■ YOUR INSTRUCTIONS
Scan the data for "this" and copy the lines it appears in.
— BEGIN PROVIDED INFORMATION —
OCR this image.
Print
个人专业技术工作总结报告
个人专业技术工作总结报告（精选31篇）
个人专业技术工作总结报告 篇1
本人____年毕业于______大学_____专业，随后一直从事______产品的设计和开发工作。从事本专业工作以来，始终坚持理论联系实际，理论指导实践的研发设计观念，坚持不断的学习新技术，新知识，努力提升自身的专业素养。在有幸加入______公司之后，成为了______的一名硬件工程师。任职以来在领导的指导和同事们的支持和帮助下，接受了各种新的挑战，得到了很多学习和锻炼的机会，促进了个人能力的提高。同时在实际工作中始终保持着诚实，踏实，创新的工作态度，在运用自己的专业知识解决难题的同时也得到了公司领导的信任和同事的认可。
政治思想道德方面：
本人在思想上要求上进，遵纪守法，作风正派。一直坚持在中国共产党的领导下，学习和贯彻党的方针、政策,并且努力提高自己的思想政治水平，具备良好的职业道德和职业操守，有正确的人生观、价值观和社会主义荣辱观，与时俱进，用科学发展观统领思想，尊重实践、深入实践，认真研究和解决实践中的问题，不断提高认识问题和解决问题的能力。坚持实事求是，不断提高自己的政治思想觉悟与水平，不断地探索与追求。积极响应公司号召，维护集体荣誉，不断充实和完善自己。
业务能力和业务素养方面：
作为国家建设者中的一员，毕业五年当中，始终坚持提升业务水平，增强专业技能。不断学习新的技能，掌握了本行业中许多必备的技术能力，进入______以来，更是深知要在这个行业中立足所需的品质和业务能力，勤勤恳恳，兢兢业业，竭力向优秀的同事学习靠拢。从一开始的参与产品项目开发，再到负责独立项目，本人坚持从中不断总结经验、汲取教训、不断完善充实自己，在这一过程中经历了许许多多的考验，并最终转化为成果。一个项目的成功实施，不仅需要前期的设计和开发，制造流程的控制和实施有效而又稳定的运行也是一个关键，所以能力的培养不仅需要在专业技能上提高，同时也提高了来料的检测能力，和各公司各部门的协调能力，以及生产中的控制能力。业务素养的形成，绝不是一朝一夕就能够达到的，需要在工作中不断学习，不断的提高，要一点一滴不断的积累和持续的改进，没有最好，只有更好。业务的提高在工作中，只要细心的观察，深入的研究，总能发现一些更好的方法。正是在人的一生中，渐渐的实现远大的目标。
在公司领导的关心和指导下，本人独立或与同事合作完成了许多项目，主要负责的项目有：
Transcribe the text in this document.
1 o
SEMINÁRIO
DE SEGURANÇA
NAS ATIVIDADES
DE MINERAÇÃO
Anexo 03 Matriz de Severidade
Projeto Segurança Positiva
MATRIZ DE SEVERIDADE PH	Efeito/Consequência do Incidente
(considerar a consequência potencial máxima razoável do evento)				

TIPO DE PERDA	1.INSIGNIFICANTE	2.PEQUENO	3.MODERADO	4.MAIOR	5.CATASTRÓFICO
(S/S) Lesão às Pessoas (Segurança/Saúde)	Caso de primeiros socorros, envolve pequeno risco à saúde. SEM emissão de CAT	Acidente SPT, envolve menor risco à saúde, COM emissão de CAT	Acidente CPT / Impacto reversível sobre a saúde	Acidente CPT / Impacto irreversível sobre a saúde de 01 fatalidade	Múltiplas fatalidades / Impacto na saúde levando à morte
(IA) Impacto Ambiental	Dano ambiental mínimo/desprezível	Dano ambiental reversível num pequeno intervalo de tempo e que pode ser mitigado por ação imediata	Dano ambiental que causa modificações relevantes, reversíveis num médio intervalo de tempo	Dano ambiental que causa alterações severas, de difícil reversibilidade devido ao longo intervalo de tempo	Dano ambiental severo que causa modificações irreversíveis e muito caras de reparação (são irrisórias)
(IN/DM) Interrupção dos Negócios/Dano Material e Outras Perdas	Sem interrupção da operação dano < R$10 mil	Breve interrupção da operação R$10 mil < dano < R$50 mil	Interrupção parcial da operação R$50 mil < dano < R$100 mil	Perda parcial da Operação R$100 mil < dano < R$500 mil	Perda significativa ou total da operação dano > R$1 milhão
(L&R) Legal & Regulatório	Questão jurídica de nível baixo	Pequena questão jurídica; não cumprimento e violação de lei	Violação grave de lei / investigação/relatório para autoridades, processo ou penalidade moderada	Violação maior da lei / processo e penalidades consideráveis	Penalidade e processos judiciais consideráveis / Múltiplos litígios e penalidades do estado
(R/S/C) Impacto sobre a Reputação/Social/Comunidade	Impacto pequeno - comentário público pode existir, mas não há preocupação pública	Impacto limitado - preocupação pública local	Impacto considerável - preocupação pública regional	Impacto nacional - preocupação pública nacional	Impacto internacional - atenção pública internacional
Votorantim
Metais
— END PROVIDED INFORMATION —
■ EXERCISE RESPONSE
OCR this image.
Transcribe the text in this document.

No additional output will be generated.